### Prompt
Reproduce all lines of the listing below in which the word "intent" occurs.

### Stored data
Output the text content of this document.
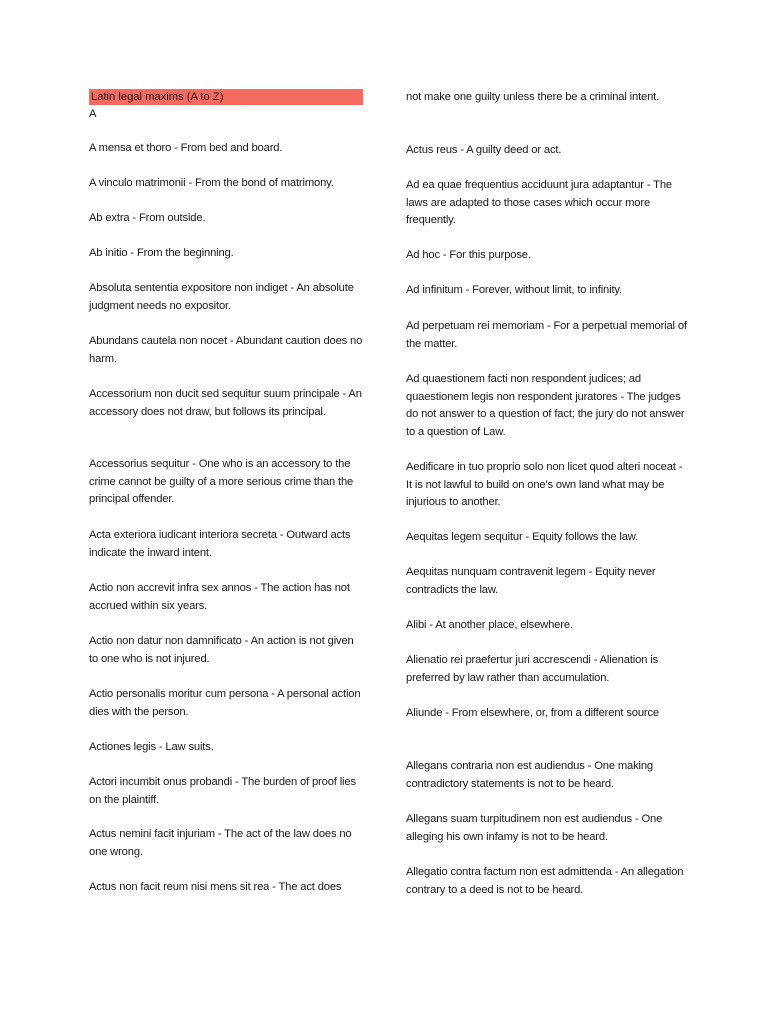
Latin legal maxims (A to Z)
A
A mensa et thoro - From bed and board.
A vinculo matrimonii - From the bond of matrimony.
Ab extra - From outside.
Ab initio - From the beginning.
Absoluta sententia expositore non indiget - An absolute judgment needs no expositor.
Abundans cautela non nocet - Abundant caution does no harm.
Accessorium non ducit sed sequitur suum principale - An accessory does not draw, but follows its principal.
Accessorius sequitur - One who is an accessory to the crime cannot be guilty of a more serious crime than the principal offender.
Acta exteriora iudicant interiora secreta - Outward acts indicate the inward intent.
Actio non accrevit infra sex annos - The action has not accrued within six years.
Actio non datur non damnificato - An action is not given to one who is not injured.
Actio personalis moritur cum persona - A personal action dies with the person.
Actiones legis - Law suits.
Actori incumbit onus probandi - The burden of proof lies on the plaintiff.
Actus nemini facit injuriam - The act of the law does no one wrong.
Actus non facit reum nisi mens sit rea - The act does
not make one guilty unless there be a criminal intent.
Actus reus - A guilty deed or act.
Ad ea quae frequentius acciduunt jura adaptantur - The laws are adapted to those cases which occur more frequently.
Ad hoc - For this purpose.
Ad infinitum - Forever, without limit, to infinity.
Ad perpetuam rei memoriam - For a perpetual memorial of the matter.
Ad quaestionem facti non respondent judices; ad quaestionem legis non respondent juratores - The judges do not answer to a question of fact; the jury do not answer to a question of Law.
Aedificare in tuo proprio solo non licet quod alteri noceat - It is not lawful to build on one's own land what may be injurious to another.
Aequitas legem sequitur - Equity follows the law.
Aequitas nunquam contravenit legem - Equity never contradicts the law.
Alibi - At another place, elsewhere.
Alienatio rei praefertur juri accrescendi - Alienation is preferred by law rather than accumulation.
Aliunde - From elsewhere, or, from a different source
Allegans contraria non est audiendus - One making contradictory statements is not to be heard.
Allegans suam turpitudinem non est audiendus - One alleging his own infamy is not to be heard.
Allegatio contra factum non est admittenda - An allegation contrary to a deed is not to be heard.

* * *

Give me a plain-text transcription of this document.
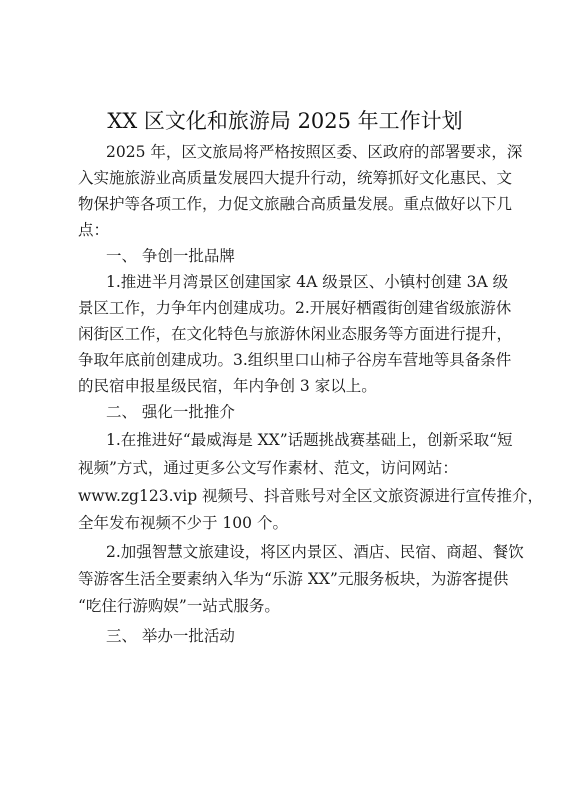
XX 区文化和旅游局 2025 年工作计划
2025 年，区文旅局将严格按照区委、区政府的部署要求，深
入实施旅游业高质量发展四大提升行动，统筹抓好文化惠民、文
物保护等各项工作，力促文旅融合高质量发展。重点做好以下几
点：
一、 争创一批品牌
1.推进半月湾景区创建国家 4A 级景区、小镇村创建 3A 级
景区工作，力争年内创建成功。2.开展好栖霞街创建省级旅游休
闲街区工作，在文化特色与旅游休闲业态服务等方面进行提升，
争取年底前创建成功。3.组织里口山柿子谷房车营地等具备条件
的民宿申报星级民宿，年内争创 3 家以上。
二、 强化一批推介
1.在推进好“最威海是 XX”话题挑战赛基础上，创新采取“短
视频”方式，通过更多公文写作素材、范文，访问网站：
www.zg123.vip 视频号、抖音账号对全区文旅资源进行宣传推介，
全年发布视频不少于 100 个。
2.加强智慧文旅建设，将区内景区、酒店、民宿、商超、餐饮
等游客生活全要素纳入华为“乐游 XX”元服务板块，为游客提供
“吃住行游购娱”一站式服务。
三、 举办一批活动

### The response
Acta exteriora iudicant interiora secreta - Outward acts indicate the inward intent.
not make one guilty unless there be a criminal intent.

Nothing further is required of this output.